**** Information given ****

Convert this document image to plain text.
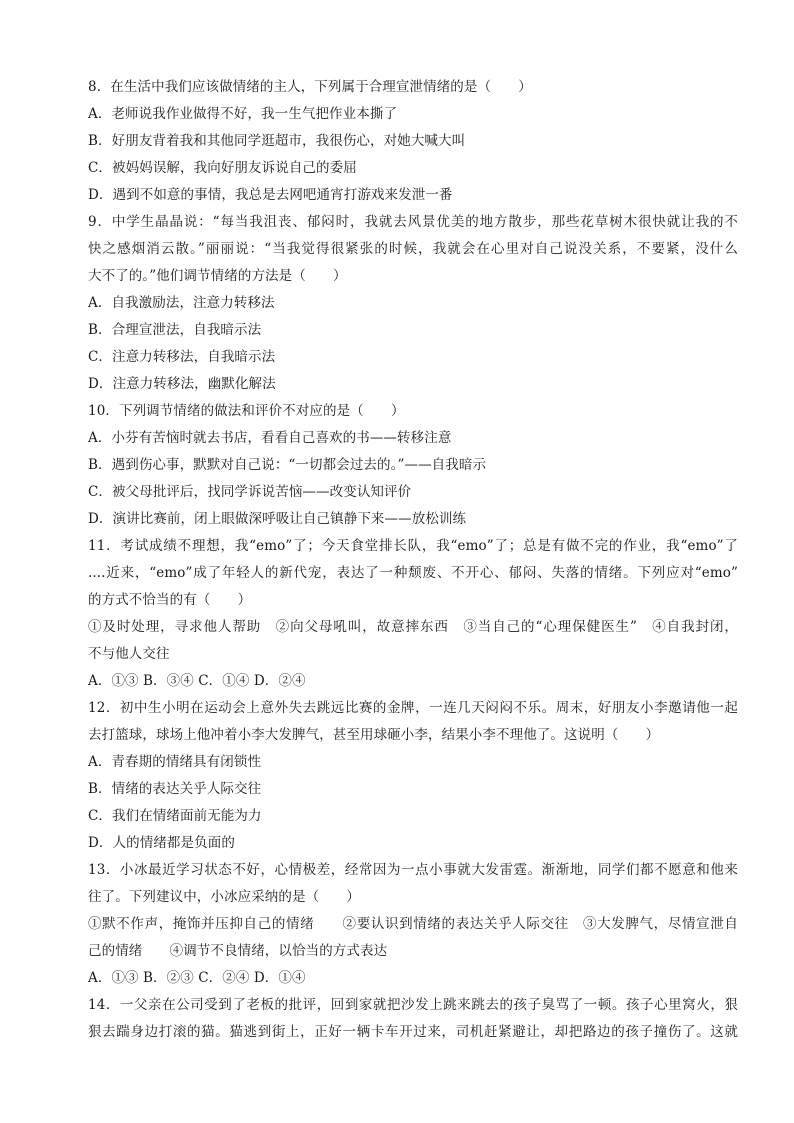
8．在生活中我们应该做情绪的主人，下列属于合理宣泄情绪的是（　　）
A．老师说我作业做得不好，我一生气把作业本撕了
B．好朋友背着我和其他同学逛超市，我很伤心，对她大喊大叫
C．被妈妈误解，我向好朋友诉说自己的委屈
D．遇到不如意的事情，我总是去网吧通宵打游戏来发泄一番
9．中学生晶晶说：“每当我沮丧、郁闷时，我就去风景优美的地方散步，那些花草树木很快就让我的不
快之感烟消云散。”丽丽说：“当我觉得很紧张的时候，我就会在心里对自己说没关系，不要紧，没什么
大不了的。”他们调节情绪的方法是（　　）
A．自我激励法，注意力转移法
B．合理宣泄法，自我暗示法
C．注意力转移法，自我暗示法
D．注意力转移法，幽默化解法
10．下列调节情绪的做法和评价不对应的是（　　）
A．小芬有苦恼时就去书店，看看自己喜欢的书——转移注意
B．遇到伤心事，默默对自己说：“一切都会过去的。”——自我暗示
C．被父母批评后，找同学诉说苦恼——改变认知评价
D．演讲比赛前，闭上眼做深呼吸让自己镇静下来——放松训练
11．考试成绩不理想，我“emo”了；今天食堂排长队，我“emo”了；总是有做不完的作业，我“emo”了
....近来，“emo”成了年轻人的新代宠，表达了一种颓废、不开心、郁闷、失落的情绪。下列应对“emo”
的方式不恰当的有（　　）
①及时处理，寻求他人帮助　②向父母吼叫，故意摔东西　③当自己的“心理保健医生”　④自我封闭，
不与他人交往
A．①③ B．③④ C．①④ D．②④
12．初中生小明在运动会上意外失去跳远比赛的金牌，一连几天闷闷不乐。周末，好朋友小李邀请他一起
去打篮球，球场上他冲着小李大发脾气，甚至用球砸小李，结果小李不理他了。这说明（　　）
A．青春期的情绪具有闭锁性
B．情绪的表达关乎人际交往
C．我们在情绪面前无能为力
D．人的情绪都是负面的
13．小冰最近学习状态不好，心情极差，经常因为一点小事就大发雷霆。渐渐地，同学们都不愿意和他来
往了。下列建议中，小冰应采纳的是（　　）
①默不作声，掩饰并压抑自己的情绪　　②要认识到情绪的表达关乎人际交往　③大发脾气，尽情宣泄自
己的情绪　　④调节不良情绪，以恰当的方式表达
A．①③ B．②③ C．②④ D．①④
14．一父亲在公司受到了老板的批评，回到家就把沙发上跳来跳去的孩子臭骂了一顿。孩子心里窝火，狠
狠去踹身边打滚的猫。猫逃到街上，正好一辆卡车开过来，司机赶紧避让，却把路边的孩子撞伤了。这就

****

Written request:
Repeat the material above in full and exactly, apart from the pictures.

Response to this exercise:
Convert this document image to plain text.
8．在生活中我们应该做情绪的主人，下列属于合理宣泄情绪的是（　　）
A．老师说我作业做得不好，我一生气把作业本撕了
B．好朋友背着我和其他同学逛超市，我很伤心，对她大喊大叫
C．被妈妈误解，我向好朋友诉说自己的委屈
D．遇到不如意的事情，我总是去网吧通宵打游戏来发泄一番
9．中学生晶晶说：“每当我沮丧、郁闷时，我就去风景优美的地方散步，那些花草树木很快就让我的不
快之感烟消云散。”丽丽说：“当我觉得很紧张的时候，我就会在心里对自己说没关系，不要紧，没什么
大不了的。”他们调节情绪的方法是（　　）
A．自我激励法，注意力转移法
B．合理宣泄法，自我暗示法
C．注意力转移法，自我暗示法
D．注意力转移法，幽默化解法
10．下列调节情绪的做法和评价不对应的是（　　）
A．小芬有苦恼时就去书店，看看自己喜欢的书——转移注意
B．遇到伤心事，默默对自己说：“一切都会过去的。”——自我暗示
C．被父母批评后，找同学诉说苦恼——改变认知评价
D．演讲比赛前，闭上眼做深呼吸让自己镇静下来——放松训练
11．考试成绩不理想，我“emo”了；今天食堂排长队，我“emo”了；总是有做不完的作业，我“emo”了
....近来，“emo”成了年轻人的新代宠，表达了一种颓废、不开心、郁闷、失落的情绪。下列应对“emo”
的方式不恰当的有（　　）
①及时处理，寻求他人帮助　②向父母吼叫，故意摔东西　③当自己的“心理保健医生”　④自我封闭，
不与他人交往
A．①③ B．③④ C．①④ D．②④
12．初中生小明在运动会上意外失去跳远比赛的金牌，一连几天闷闷不乐。周末，好朋友小李邀请他一起
去打篮球，球场上他冲着小李大发脾气，甚至用球砸小李，结果小李不理他了。这说明（　　）
A．青春期的情绪具有闭锁性
B．情绪的表达关乎人际交往
C．我们在情绪面前无能为力
D．人的情绪都是负面的
13．小冰最近学习状态不好，心情极差，经常因为一点小事就大发雷霆。渐渐地，同学们都不愿意和他来
往了。下列建议中，小冰应采纳的是（　　）
①默不作声，掩饰并压抑自己的情绪　　②要认识到情绪的表达关乎人际交往　③大发脾气，尽情宣泄自
己的情绪　　④调节不良情绪，以恰当的方式表达
A．①③ B．②③ C．②④ D．①④
14．一父亲在公司受到了老板的批评，回到家就把沙发上跳来跳去的孩子臭骂了一顿。孩子心里窝火，狠
狠去踹身边打滚的猫。猫逃到街上，正好一辆卡车开过来，司机赶紧避让，却把路边的孩子撞伤了。这就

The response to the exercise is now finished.